▶ **STATED TASK**
Identify all lines below that hold "Resource" and collect them.

▶ **GIVEN RECORDS**
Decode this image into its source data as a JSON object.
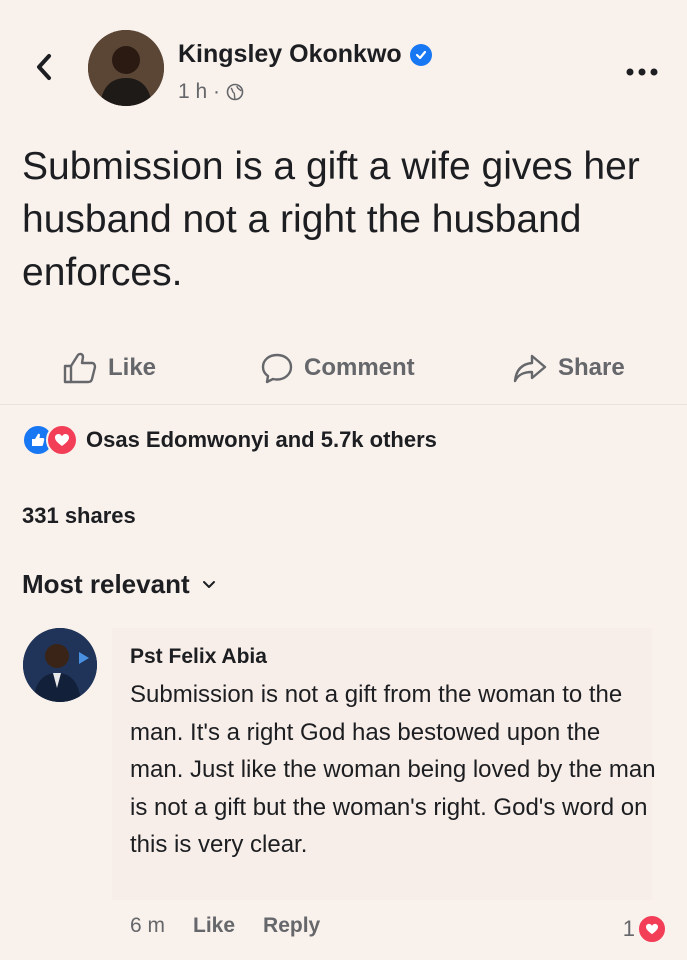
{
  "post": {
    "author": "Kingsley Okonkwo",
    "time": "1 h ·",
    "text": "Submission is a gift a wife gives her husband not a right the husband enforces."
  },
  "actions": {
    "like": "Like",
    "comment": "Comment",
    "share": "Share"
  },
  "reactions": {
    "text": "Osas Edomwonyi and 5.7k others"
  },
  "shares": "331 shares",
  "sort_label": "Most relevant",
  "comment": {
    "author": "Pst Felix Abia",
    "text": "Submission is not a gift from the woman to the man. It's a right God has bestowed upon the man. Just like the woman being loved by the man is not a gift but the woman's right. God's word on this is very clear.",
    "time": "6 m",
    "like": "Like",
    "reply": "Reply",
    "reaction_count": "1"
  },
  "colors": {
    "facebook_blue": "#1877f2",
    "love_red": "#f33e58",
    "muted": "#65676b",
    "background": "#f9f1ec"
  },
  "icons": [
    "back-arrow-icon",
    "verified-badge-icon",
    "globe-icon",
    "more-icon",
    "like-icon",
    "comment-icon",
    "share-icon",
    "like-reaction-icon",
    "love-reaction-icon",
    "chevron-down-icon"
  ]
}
--
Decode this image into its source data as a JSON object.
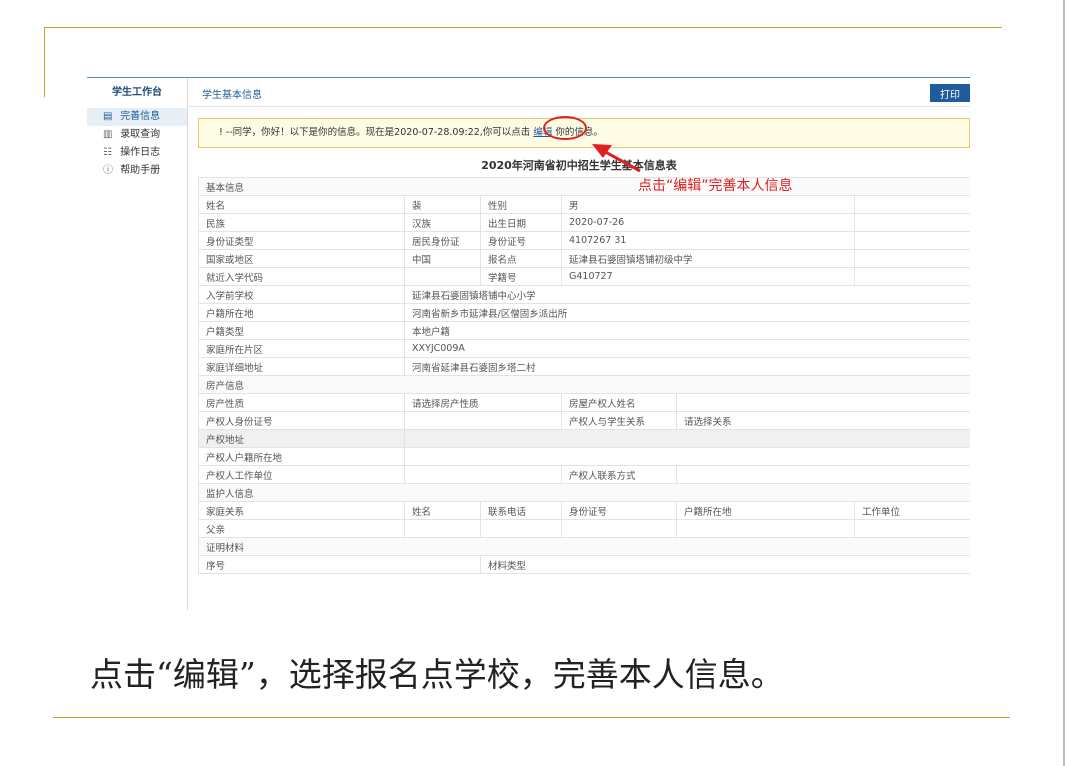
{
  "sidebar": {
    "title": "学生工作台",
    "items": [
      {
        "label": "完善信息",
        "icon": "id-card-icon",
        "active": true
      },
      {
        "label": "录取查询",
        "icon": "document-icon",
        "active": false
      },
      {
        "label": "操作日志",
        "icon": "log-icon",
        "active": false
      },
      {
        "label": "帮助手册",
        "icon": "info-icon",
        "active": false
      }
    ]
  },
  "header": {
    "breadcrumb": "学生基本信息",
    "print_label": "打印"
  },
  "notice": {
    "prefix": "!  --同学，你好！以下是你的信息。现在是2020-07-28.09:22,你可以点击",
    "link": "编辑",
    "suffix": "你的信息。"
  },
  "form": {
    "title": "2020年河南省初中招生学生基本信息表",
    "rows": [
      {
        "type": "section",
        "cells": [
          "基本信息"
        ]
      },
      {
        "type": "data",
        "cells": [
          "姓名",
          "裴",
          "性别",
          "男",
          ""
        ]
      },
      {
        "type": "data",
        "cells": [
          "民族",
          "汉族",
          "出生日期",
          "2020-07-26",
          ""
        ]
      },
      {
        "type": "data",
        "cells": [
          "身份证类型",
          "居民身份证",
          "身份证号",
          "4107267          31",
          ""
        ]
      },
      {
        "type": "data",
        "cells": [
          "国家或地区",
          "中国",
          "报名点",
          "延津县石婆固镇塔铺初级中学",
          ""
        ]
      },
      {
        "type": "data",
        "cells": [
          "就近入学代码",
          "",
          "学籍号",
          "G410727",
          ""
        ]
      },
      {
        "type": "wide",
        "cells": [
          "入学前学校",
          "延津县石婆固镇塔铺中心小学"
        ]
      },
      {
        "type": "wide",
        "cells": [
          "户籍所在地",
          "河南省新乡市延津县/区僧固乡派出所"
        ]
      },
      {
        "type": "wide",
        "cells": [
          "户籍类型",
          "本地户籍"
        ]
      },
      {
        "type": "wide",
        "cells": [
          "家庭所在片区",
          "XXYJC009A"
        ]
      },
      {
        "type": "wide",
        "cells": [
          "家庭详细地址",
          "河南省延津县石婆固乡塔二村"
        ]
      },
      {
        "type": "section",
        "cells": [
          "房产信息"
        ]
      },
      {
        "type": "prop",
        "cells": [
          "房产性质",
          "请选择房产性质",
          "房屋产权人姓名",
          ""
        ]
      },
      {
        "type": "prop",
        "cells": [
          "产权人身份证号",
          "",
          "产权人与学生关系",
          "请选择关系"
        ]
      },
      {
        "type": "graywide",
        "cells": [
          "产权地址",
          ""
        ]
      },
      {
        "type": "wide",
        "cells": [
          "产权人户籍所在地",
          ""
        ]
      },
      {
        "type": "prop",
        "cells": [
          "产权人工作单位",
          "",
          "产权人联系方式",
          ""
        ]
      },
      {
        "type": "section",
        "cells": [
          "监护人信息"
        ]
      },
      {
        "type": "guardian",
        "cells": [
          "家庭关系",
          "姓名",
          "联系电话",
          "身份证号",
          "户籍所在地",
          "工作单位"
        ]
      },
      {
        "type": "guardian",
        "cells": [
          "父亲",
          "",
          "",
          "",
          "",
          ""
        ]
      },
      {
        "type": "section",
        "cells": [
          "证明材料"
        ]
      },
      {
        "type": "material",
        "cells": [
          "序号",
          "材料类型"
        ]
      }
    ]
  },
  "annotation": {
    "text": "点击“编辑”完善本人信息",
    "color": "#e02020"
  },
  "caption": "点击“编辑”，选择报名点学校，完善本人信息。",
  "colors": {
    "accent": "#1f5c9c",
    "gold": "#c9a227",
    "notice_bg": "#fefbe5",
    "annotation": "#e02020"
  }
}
...
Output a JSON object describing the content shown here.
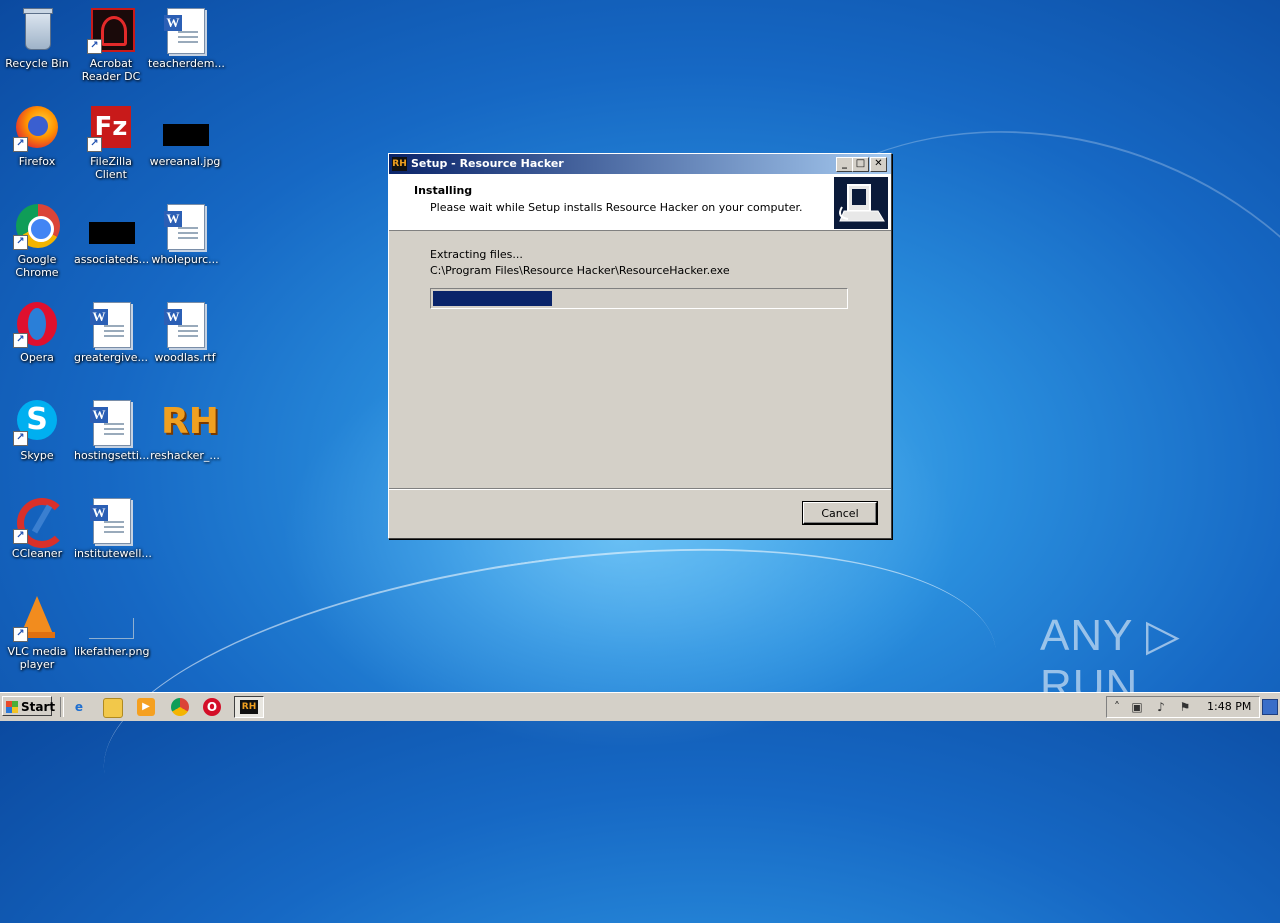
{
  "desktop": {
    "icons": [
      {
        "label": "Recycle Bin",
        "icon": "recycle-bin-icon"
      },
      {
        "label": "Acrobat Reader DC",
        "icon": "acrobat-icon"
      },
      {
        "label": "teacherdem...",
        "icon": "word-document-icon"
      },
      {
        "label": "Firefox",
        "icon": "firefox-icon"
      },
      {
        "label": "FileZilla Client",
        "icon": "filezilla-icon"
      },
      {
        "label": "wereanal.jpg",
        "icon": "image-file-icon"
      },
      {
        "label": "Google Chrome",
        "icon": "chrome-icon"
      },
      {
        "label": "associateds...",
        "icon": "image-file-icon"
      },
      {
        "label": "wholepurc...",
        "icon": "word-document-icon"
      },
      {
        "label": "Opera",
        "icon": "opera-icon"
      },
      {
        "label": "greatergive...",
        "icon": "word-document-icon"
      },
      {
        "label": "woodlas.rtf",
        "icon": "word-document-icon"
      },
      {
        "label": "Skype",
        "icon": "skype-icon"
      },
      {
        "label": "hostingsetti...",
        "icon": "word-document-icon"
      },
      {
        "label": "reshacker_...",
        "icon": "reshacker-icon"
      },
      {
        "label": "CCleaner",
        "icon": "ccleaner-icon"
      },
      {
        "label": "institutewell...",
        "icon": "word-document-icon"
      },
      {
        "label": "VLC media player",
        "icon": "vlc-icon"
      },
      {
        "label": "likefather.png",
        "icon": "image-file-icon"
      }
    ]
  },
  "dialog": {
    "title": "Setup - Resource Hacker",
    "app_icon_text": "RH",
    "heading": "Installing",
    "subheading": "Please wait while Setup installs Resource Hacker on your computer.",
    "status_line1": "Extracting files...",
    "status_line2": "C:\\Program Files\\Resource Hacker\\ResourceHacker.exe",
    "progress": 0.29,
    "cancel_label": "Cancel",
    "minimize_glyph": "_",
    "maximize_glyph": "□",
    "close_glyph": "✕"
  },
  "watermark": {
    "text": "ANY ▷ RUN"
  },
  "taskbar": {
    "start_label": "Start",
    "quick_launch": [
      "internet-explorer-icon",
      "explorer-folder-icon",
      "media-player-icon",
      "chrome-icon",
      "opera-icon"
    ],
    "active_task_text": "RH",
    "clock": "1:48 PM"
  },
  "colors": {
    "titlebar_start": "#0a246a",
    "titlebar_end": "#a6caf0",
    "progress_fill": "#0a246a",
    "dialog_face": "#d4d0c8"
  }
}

▶ **THE RESPONSE**
    "title": "Setup - Resource Hacker",
    "subheading": "Please wait while Setup installs Resource Hacker on your computer.",
    "status_line2": "C:\\Program Files\\Resource Hacker\\ResourceHacker.exe",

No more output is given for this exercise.